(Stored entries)

----------------

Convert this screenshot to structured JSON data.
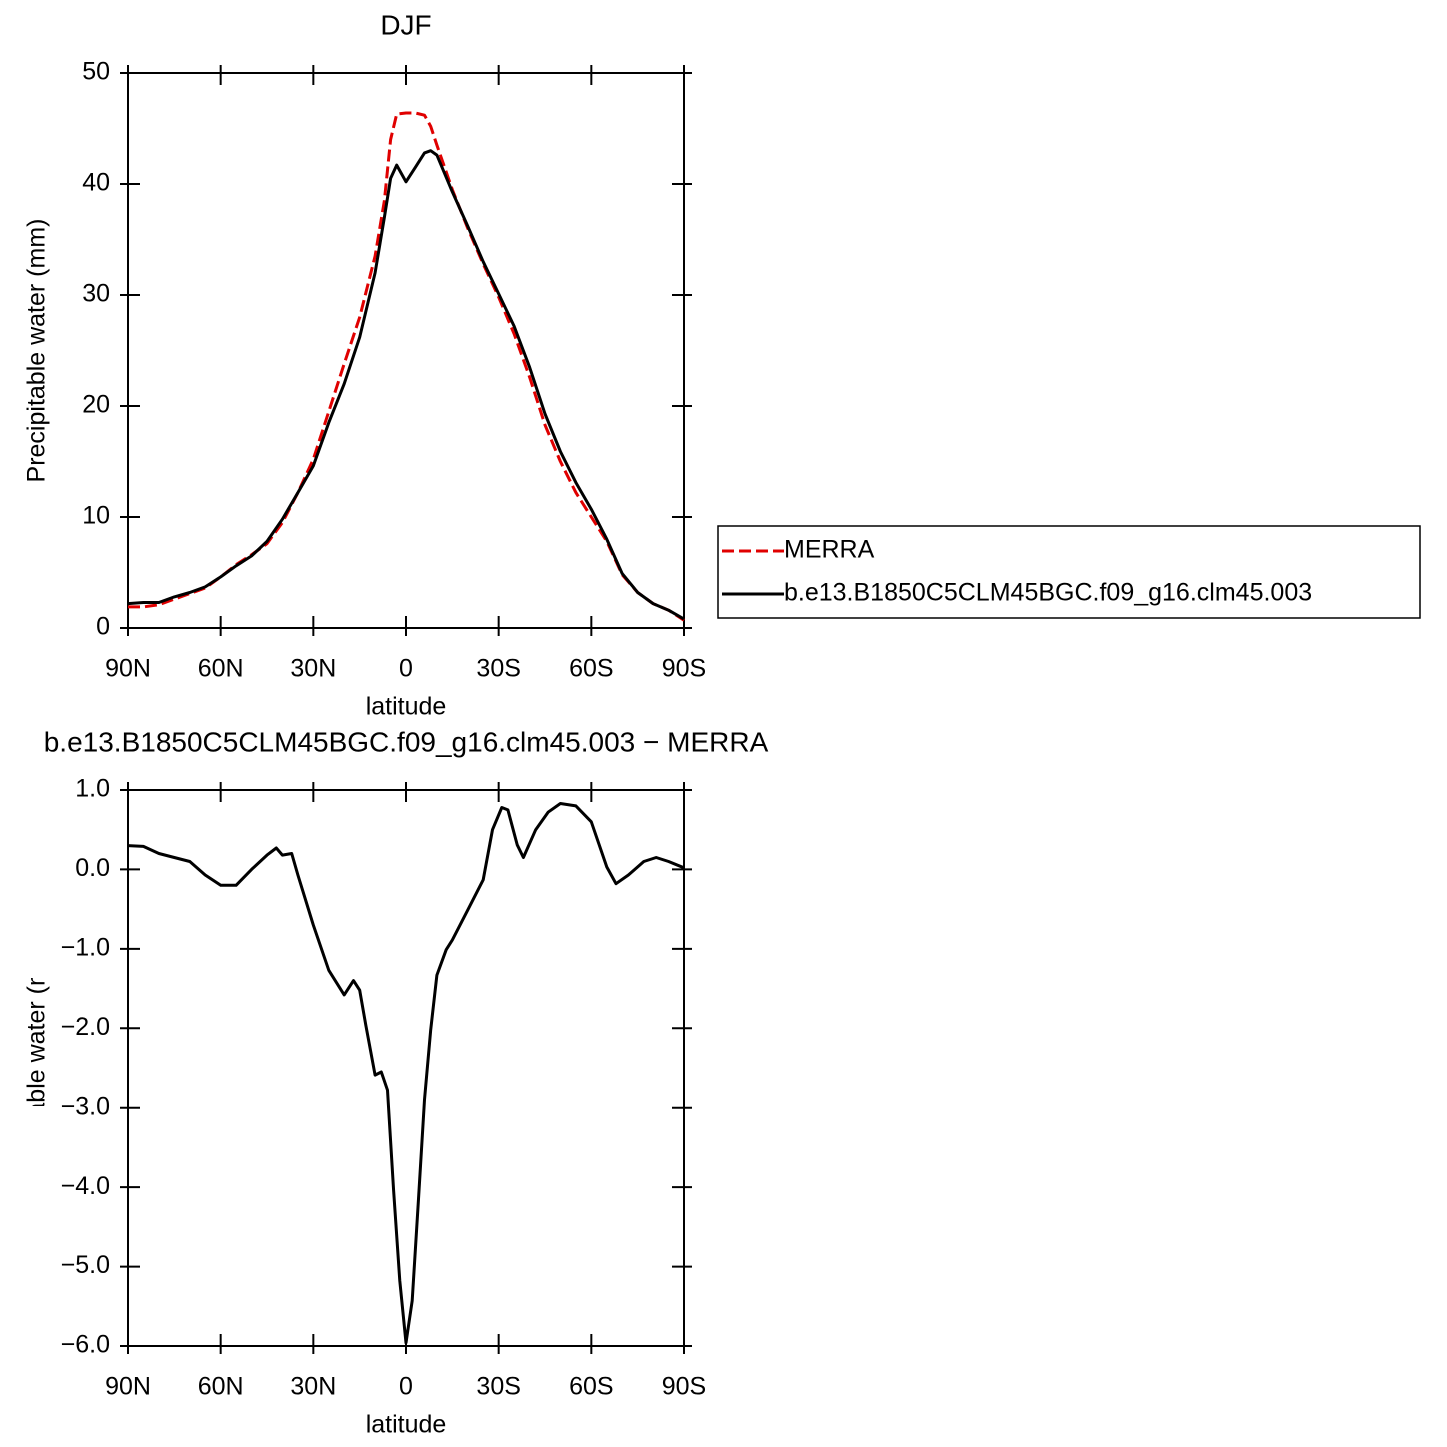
{
  "chart_data": [
    {
      "type": "line",
      "title": "DJF",
      "xlabel": "latitude",
      "ylabel": "Precipitable water (mm)",
      "x": [
        90,
        85,
        80,
        75,
        70,
        65,
        60,
        55,
        50,
        45,
        40,
        35,
        30,
        25,
        20,
        15,
        10,
        7,
        5,
        3,
        0,
        -3,
        -6,
        -8,
        -10,
        -15,
        -20,
        -25,
        -30,
        -35,
        -40,
        -45,
        -50,
        -55,
        -60,
        -65,
        -70,
        -75,
        -80,
        -85,
        -90
      ],
      "series": [
        {
          "name": "MERRA",
          "color": "#e00000",
          "linestyle": "dashed",
          "values": [
            1.9,
            1.9,
            2.1,
            2.6,
            3.1,
            3.6,
            4.6,
            5.7,
            6.6,
            7.6,
            9.5,
            12.2,
            15.2,
            19.5,
            23.8,
            28,
            33.5,
            38.5,
            44,
            46.3,
            46.4,
            46.4,
            46.2,
            45.2,
            43.5,
            39.5,
            36,
            32.8,
            29.8,
            26.5,
            22.6,
            18.3,
            15,
            12.2,
            10,
            7.8,
            4.8,
            3.2,
            2.2,
            1.6,
            0.7
          ]
        },
        {
          "name": "b.e13.B1850C5CLM45BGC.f09_g16.clm45.003",
          "color": "#000000",
          "linestyle": "solid",
          "values": [
            2.2,
            2.3,
            2.3,
            2.8,
            3.2,
            3.7,
            4.6,
            5.6,
            6.5,
            7.8,
            9.8,
            12.2,
            14.6,
            18.5,
            22,
            26.2,
            32,
            37,
            40.5,
            41.7,
            40.2,
            41.5,
            42.8,
            43,
            42.6,
            39.3,
            36.2,
            33,
            30.1,
            27.2,
            23.5,
            19.3,
            15.9,
            13.1,
            10.7,
            8,
            4.9,
            3.2,
            2.2,
            1.6,
            0.8
          ]
        }
      ],
      "xlim": [
        90,
        -90
      ],
      "xticks": [
        {
          "value": 90,
          "label": "90N"
        },
        {
          "value": 60,
          "label": "60N"
        },
        {
          "value": 30,
          "label": "30N"
        },
        0,
        {
          "value": -30,
          "label": "30S"
        },
        {
          "value": -60,
          "label": "60S"
        },
        {
          "value": -90,
          "label": "90S"
        }
      ],
      "ylim": [
        0,
        50
      ],
      "yticks": [
        0,
        10,
        20,
        30,
        40,
        50
      ],
      "legend": "right"
    },
    {
      "type": "line",
      "title": "b.e13.B1850C5CLM45BGC.f09_g16.clm45.003 − MERRA",
      "xlabel": "latitude",
      "ylabel": "Precipitable water (mm)",
      "x": [
        90,
        85,
        80,
        75,
        70,
        65,
        60,
        55,
        50,
        45,
        42,
        40,
        37,
        35,
        30,
        25,
        20,
        17,
        15,
        13,
        10,
        8,
        6,
        4,
        2,
        0,
        -2,
        -4,
        -6,
        -8,
        -10,
        -13,
        -15,
        -20,
        -25,
        -28,
        -31,
        -33,
        -36,
        -38,
        -42,
        -46,
        -50,
        -55,
        -60,
        -65,
        -68,
        -72,
        -77,
        -81,
        -85,
        -90
      ],
      "series": [
        {
          "color": "#000000",
          "linestyle": "solid",
          "values": [
            0.3,
            0.29,
            0.2,
            0.15,
            0.1,
            -0.07,
            -0.2,
            -0.2,
            0,
            0.18,
            0.27,
            0.18,
            0.2,
            -0.07,
            -0.7,
            -1.27,
            -1.58,
            -1.4,
            -1.52,
            -1.96,
            -2.59,
            -2.55,
            -2.78,
            -4.04,
            -5.18,
            -5.96,
            -5.43,
            -4.17,
            -2.9,
            -2.02,
            -1.33,
            -1.01,
            -0.89,
            -0.51,
            -0.13,
            0.5,
            0.78,
            0.75,
            0.31,
            0.15,
            0.5,
            0.72,
            0.83,
            0.8,
            0.6,
            0.03,
            -0.18,
            -0.07,
            0.1,
            0.15,
            0.1,
            0.02
          ]
        }
      ],
      "xlim": [
        90,
        -90
      ],
      "xticks": [
        {
          "value": 90,
          "label": "90N"
        },
        {
          "value": 60,
          "label": "60N"
        },
        {
          "value": 30,
          "label": "30N"
        },
        0,
        {
          "value": -30,
          "label": "30S"
        },
        {
          "value": -60,
          "label": "60S"
        },
        {
          "value": -90,
          "label": "90S"
        }
      ],
      "ylim": [
        -6,
        1
      ],
      "yticks": [
        {
          "value": -6,
          "label": "−6.0"
        },
        {
          "value": -5,
          "label": "−5.0"
        },
        {
          "value": -4,
          "label": "−4.0"
        },
        {
          "value": -3,
          "label": "−3.0"
        },
        {
          "value": -2,
          "label": "−2.0"
        },
        {
          "value": -1,
          "label": "−1.0"
        },
        {
          "value": 0,
          "label": "0.0"
        },
        {
          "value": 1,
          "label": "1.0"
        }
      ]
    }
  ]
}
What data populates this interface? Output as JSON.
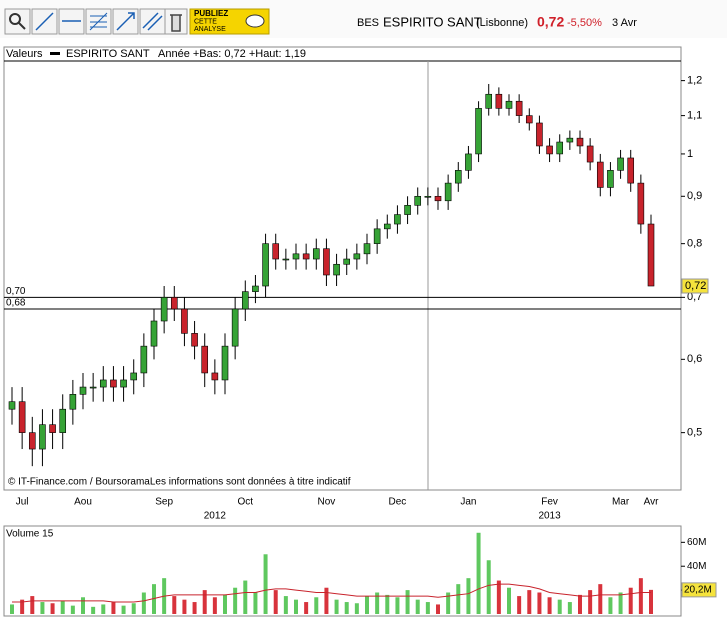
{
  "toolbar": {
    "button": [
      "PUBLIEZ",
      "CETTE",
      "ANALYSE"
    ]
  },
  "header": {
    "code": "BES",
    "name": "ESPIRITO SANT",
    "market": "(Lisbonne)",
    "price": "0,72",
    "change": "-5,50%",
    "date": "3 Avr"
  },
  "chart_data": [
    {
      "type": "candlestick",
      "legend_title": "Valeurs",
      "series_name": "ESPIRITO SANT",
      "summary": "Année +Bas: 0,72 +Haut: 1,19",
      "source": "© IT-Finance.com / BoursoramaLes informations sont données à titre indicatif",
      "log_scale": true,
      "up_color": "#36a336",
      "down_color": "#c8232c",
      "categories": [
        null,
        "Jul",
        null,
        null,
        null,
        null,
        null,
        "Aou",
        null,
        null,
        null,
        null,
        null,
        null,
        null,
        "Sep",
        null,
        null,
        null,
        null,
        null,
        null,
        null,
        "Oct",
        null,
        null,
        null,
        null,
        null,
        null,
        null,
        "Nov",
        null,
        null,
        null,
        null,
        null,
        null,
        "Dec",
        null,
        null,
        null,
        null,
        null,
        null,
        "Jan",
        null,
        null,
        null,
        null,
        null,
        null,
        null,
        "Fev",
        null,
        null,
        null,
        null,
        null,
        null,
        "Mar",
        null,
        null,
        "Avr"
      ],
      "years": [
        null,
        null,
        null,
        null,
        null,
        null,
        null,
        null,
        null,
        null,
        null,
        null,
        null,
        null,
        null,
        null,
        null,
        null,
        null,
        null,
        "2012",
        null,
        null,
        null,
        null,
        null,
        null,
        null,
        null,
        null,
        null,
        null,
        null,
        null,
        null,
        null,
        null,
        null,
        null,
        null,
        null,
        null,
        null,
        null,
        null,
        null,
        null,
        null,
        null,
        null,
        null,
        null,
        null,
        "2013",
        null,
        null,
        null,
        null,
        null,
        null,
        null,
        null,
        null,
        null
      ],
      "open": [
        0.53,
        0.54,
        0.5,
        0.48,
        0.51,
        0.5,
        0.53,
        0.55,
        0.56,
        0.56,
        0.57,
        0.56,
        0.57,
        0.58,
        0.62,
        0.66,
        0.7,
        0.68,
        0.64,
        0.62,
        0.58,
        0.57,
        0.62,
        0.68,
        0.71,
        0.72,
        0.8,
        0.77,
        0.77,
        0.78,
        0.77,
        0.79,
        0.74,
        0.76,
        0.77,
        0.78,
        0.8,
        0.83,
        0.84,
        0.86,
        0.88,
        0.9,
        0.9,
        0.89,
        0.93,
        0.96,
        1.0,
        1.12,
        1.16,
        1.12,
        1.14,
        1.1,
        1.08,
        1.02,
        1.0,
        1.03,
        1.04,
        1.02,
        0.98,
        0.92,
        0.96,
        0.99,
        0.93,
        0.84
      ],
      "high": [
        0.56,
        0.56,
        0.52,
        0.53,
        0.53,
        0.55,
        0.57,
        0.58,
        0.58,
        0.59,
        0.59,
        0.59,
        0.6,
        0.64,
        0.68,
        0.72,
        0.72,
        0.7,
        0.66,
        0.64,
        0.6,
        0.64,
        0.7,
        0.73,
        0.74,
        0.82,
        0.82,
        0.79,
        0.8,
        0.8,
        0.81,
        0.81,
        0.78,
        0.79,
        0.8,
        0.82,
        0.85,
        0.86,
        0.88,
        0.9,
        0.92,
        0.92,
        0.92,
        0.95,
        0.98,
        1.02,
        1.14,
        1.19,
        1.18,
        1.16,
        1.16,
        1.12,
        1.1,
        1.04,
        1.05,
        1.06,
        1.06,
        1.04,
        1.0,
        0.98,
        1.01,
        1.01,
        0.95,
        0.86
      ],
      "low": [
        0.51,
        0.48,
        0.46,
        0.46,
        0.48,
        0.48,
        0.51,
        0.53,
        0.54,
        0.54,
        0.54,
        0.54,
        0.55,
        0.56,
        0.6,
        0.64,
        0.66,
        0.62,
        0.6,
        0.56,
        0.55,
        0.55,
        0.6,
        0.66,
        0.69,
        0.7,
        0.75,
        0.75,
        0.75,
        0.75,
        0.75,
        0.72,
        0.72,
        0.74,
        0.75,
        0.76,
        0.78,
        0.81,
        0.82,
        0.84,
        0.86,
        0.88,
        0.87,
        0.87,
        0.91,
        0.94,
        0.98,
        1.1,
        1.1,
        1.1,
        1.08,
        1.06,
        1.0,
        0.98,
        0.98,
        1.01,
        1.0,
        0.96,
        0.9,
        0.9,
        0.94,
        0.91,
        0.82,
        0.72
      ],
      "close": [
        0.54,
        0.5,
        0.48,
        0.51,
        0.5,
        0.53,
        0.55,
        0.56,
        0.56,
        0.57,
        0.56,
        0.57,
        0.58,
        0.62,
        0.66,
        0.7,
        0.68,
        0.64,
        0.62,
        0.58,
        0.57,
        0.62,
        0.68,
        0.71,
        0.72,
        0.8,
        0.77,
        0.77,
        0.78,
        0.77,
        0.79,
        0.74,
        0.76,
        0.77,
        0.78,
        0.8,
        0.83,
        0.84,
        0.86,
        0.88,
        0.9,
        0.9,
        0.89,
        0.93,
        0.96,
        1.0,
        1.12,
        1.16,
        1.12,
        1.14,
        1.1,
        1.08,
        1.02,
        1.0,
        1.03,
        1.04,
        1.02,
        0.98,
        0.92,
        0.96,
        0.99,
        0.93,
        0.84,
        0.72
      ],
      "ylim": [
        0.45,
        1.26
      ],
      "yticks": [
        {
          "value": 0.5,
          "label": "0,5"
        },
        {
          "value": 0.6,
          "label": "0,6"
        },
        {
          "value": 0.7,
          "label": "0,7"
        },
        {
          "value": 0.8,
          "label": "0,8"
        },
        {
          "value": 0.9,
          "label": "0,9"
        },
        1,
        {
          "value": 1.1,
          "label": "1,1"
        },
        {
          "value": 1.2,
          "label": "1,2"
        }
      ],
      "hlines": [
        {
          "value": 0.7,
          "label": "0,70"
        },
        {
          "value": 0.68,
          "label": "0,68"
        }
      ],
      "current": {
        "value": 0.72,
        "label": "0,72"
      }
    },
    {
      "type": "bar",
      "title": "Volume 15",
      "values": [
        8,
        12,
        15,
        10,
        9,
        11,
        7,
        14,
        6,
        8,
        10,
        7,
        9,
        18,
        25,
        30,
        15,
        12,
        10,
        20,
        14,
        16,
        22,
        28,
        18,
        50,
        20,
        15,
        12,
        10,
        14,
        22,
        12,
        10,
        9,
        15,
        18,
        16,
        14,
        20,
        12,
        10,
        8,
        18,
        25,
        30,
        68,
        45,
        28,
        22,
        15,
        20,
        18,
        14,
        12,
        10,
        16,
        20,
        25,
        14,
        18,
        22,
        30,
        20.2
      ],
      "ma": {
        "color": "#c8232c",
        "values": [
          10,
          10,
          11,
          11,
          11,
          11,
          11,
          11,
          11,
          11,
          10,
          10,
          10,
          11,
          13,
          15,
          16,
          16,
          16,
          16,
          16,
          16,
          17,
          18,
          18,
          20,
          21,
          21,
          20,
          19,
          18,
          18,
          17,
          16,
          15,
          15,
          15,
          15,
          15,
          15,
          15,
          15,
          14,
          15,
          16,
          17,
          21,
          24,
          25,
          25,
          24,
          23,
          21,
          18,
          17,
          16,
          15,
          15,
          16,
          16,
          16,
          17,
          18,
          18
        ]
      },
      "ylim": [
        0,
        72
      ],
      "yticks": [
        {
          "value": 20,
          "label": "20M"
        },
        {
          "value": 40,
          "label": "40M"
        },
        {
          "value": 60,
          "label": "60M"
        }
      ],
      "current": {
        "value": 20.2,
        "label": "20,2M"
      }
    }
  ]
}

----------------

Extract all lines containing the word "JSON".

Convert this screenshot to structured JSON data.
What data populates this interface? Output as JSON.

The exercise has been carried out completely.